» **Records for this exercise**
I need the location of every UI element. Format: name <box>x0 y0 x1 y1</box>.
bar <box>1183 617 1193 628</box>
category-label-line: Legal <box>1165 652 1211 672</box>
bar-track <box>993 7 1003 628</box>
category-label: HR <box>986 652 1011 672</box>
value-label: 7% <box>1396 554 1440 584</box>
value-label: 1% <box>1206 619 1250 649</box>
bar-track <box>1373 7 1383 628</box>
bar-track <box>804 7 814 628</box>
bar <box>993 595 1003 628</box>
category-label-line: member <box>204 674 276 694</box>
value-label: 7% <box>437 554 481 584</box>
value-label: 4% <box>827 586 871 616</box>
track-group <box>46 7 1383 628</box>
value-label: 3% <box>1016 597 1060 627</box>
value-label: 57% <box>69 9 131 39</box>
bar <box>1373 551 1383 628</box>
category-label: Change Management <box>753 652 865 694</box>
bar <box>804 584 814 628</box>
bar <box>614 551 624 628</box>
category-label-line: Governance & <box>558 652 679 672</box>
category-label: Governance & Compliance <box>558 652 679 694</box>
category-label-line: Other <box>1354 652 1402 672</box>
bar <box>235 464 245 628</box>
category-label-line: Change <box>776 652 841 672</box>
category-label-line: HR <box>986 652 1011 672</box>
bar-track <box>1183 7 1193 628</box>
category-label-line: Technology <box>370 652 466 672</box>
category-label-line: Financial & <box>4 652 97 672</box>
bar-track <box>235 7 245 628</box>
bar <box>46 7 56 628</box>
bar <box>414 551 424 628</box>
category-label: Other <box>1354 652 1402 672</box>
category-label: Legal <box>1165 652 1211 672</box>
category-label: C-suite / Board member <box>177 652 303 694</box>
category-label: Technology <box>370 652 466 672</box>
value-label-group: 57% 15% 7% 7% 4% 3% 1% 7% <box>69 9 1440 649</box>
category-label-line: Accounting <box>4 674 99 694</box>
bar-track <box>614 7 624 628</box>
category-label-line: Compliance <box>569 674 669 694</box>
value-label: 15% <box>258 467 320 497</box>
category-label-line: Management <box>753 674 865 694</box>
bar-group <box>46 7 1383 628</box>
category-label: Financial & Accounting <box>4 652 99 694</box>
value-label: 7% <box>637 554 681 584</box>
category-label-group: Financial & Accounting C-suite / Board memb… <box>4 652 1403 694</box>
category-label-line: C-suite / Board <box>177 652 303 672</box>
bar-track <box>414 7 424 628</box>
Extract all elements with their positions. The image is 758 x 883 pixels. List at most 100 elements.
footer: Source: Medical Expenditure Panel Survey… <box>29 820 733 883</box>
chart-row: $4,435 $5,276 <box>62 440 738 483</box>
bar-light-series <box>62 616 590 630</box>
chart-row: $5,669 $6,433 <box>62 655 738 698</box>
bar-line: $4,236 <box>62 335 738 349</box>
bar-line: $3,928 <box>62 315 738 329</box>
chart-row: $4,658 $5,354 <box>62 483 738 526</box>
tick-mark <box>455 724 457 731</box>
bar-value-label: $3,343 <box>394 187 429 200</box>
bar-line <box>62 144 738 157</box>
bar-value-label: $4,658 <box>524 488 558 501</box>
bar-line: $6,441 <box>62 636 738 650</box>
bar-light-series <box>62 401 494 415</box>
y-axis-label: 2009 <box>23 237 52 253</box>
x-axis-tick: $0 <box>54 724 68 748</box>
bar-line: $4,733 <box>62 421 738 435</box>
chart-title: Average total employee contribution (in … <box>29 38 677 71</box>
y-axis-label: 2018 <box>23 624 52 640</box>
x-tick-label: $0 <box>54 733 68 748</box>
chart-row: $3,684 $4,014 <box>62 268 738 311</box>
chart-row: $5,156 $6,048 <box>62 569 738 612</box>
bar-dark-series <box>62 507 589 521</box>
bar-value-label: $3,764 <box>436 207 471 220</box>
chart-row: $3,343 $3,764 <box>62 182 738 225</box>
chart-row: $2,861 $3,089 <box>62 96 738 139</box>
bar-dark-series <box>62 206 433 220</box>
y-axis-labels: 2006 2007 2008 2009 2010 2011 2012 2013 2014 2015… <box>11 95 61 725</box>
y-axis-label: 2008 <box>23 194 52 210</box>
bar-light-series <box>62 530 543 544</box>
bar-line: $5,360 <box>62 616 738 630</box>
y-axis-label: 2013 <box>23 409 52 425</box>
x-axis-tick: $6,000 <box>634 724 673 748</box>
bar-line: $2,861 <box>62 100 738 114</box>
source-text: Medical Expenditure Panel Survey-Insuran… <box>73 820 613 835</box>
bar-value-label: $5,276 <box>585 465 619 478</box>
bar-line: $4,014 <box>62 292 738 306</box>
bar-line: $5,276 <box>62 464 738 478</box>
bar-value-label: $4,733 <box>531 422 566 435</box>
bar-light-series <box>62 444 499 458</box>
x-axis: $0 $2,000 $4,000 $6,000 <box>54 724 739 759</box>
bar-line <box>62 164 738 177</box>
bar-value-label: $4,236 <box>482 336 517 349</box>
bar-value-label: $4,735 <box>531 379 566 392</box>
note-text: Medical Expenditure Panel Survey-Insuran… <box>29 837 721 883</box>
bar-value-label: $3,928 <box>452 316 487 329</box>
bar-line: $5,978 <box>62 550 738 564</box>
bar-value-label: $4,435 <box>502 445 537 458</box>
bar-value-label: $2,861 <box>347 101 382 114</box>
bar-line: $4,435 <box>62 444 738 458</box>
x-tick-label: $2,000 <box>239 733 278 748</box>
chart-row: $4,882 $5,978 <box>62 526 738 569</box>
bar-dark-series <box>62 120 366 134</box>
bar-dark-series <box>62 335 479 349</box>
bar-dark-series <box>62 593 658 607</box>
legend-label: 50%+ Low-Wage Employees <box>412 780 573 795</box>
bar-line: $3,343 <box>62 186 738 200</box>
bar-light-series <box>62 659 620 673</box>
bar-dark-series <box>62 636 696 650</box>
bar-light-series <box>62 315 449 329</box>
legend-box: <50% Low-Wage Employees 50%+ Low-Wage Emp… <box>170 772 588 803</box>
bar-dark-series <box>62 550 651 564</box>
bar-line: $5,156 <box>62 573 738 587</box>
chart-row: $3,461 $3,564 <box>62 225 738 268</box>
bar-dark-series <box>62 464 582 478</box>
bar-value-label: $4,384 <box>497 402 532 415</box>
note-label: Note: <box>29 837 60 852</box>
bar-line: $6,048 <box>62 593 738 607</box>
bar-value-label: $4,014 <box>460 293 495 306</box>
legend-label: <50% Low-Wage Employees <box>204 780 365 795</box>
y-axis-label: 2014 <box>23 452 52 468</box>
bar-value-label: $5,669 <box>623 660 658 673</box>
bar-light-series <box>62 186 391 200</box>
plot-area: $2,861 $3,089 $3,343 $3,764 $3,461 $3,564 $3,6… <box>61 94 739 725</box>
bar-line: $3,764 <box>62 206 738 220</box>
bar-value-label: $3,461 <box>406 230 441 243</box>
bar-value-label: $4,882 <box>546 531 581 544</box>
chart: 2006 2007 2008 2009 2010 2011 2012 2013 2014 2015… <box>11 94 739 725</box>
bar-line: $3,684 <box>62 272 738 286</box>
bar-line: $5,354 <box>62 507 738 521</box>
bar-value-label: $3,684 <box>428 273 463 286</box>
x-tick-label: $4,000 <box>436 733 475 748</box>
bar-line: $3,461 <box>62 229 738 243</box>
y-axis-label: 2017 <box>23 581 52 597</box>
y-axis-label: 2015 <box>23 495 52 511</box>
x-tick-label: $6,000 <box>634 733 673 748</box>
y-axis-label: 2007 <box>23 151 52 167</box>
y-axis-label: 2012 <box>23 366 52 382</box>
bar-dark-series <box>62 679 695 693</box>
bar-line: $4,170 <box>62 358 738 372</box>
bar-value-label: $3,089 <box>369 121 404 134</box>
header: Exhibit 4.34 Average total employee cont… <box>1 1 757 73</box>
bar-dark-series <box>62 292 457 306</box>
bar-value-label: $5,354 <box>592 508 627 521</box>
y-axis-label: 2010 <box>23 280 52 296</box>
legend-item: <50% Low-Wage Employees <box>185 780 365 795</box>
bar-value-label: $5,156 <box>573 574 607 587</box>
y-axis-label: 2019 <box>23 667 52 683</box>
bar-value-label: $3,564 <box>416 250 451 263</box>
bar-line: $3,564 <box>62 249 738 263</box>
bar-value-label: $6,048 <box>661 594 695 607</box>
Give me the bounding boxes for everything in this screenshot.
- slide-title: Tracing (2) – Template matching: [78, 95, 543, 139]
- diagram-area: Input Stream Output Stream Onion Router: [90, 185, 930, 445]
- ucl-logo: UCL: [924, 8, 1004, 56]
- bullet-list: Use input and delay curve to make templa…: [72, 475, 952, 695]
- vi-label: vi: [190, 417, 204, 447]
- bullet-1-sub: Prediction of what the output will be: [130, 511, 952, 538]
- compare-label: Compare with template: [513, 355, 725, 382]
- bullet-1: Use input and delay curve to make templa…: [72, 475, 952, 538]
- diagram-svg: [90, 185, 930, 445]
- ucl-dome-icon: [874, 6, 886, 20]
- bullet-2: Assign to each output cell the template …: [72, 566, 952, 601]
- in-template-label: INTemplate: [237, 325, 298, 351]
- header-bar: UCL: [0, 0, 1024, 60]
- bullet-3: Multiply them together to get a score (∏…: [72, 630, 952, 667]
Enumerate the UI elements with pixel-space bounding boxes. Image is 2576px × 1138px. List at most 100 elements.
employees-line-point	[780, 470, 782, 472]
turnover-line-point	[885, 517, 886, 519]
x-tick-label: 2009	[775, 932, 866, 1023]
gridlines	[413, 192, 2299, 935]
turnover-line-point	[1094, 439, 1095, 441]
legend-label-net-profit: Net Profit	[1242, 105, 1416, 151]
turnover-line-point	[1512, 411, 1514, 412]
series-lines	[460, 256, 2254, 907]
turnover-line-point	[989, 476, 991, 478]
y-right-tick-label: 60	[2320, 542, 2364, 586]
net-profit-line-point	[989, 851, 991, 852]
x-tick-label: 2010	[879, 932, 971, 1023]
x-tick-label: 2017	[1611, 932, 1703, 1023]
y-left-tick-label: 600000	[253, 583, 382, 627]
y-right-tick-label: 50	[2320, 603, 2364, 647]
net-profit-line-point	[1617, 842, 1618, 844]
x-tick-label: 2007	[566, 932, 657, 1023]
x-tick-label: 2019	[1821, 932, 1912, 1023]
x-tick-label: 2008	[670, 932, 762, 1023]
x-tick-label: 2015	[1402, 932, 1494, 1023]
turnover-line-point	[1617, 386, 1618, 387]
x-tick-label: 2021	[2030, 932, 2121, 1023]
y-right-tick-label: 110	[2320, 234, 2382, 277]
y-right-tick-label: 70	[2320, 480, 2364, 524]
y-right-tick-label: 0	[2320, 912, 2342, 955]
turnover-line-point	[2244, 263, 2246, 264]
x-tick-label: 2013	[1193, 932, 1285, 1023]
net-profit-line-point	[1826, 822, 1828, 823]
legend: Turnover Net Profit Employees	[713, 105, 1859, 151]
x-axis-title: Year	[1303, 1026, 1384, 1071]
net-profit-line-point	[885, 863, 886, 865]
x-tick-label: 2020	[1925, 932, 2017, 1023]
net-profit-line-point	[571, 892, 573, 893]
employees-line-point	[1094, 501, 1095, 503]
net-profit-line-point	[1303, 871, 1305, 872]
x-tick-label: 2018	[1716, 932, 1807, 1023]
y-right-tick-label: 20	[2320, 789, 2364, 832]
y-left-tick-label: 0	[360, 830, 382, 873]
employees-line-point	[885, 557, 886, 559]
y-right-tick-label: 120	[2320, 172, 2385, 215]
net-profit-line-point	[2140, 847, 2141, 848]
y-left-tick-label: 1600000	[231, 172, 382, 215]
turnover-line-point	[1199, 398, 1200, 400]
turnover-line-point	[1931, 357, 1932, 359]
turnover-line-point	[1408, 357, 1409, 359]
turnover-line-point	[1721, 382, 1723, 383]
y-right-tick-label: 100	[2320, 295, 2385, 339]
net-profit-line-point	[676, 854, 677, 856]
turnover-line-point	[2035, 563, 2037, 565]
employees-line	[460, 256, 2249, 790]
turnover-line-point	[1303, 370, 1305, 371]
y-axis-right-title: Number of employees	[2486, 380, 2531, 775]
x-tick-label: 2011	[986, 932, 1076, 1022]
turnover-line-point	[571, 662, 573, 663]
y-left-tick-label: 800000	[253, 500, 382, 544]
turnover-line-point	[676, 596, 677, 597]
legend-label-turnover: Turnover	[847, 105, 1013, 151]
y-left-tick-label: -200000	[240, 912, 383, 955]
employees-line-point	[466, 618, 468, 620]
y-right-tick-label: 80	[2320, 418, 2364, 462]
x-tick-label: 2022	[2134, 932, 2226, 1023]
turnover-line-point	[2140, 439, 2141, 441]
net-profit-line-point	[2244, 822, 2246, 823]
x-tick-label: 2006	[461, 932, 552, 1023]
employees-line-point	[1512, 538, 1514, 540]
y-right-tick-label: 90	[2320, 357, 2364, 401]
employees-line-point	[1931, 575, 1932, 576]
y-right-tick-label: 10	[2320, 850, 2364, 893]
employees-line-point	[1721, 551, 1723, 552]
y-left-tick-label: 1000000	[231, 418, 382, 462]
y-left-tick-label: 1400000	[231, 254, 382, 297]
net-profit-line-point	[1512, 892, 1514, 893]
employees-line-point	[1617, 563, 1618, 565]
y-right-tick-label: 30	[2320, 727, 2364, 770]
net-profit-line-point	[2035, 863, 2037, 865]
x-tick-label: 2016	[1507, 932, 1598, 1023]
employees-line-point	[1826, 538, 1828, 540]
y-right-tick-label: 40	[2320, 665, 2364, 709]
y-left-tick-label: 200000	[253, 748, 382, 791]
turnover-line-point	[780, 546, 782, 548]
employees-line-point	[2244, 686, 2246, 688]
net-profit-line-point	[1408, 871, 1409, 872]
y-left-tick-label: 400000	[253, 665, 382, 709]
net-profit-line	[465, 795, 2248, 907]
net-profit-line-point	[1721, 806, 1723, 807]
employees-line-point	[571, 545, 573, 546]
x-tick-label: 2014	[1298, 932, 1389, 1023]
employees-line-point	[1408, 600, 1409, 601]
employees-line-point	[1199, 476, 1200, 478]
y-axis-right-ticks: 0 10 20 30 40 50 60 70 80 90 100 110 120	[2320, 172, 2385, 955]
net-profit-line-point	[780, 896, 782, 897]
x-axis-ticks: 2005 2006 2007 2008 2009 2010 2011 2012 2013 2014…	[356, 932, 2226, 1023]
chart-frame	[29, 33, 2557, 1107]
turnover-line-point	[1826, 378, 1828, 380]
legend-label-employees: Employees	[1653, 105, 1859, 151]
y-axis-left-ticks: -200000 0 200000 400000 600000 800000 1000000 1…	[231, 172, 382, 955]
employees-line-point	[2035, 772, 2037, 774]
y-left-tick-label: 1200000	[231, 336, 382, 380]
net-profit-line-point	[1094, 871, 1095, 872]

» **To be done**
Which lines in the records above contain the word "Governance" with the same capitalization? Pick out every such line and copy it in full.

» **Correct response**
category-label-line: Governance & <box>558 652 679 672</box>
category-label: Governance & Compliance <box>558 652 679 694</box>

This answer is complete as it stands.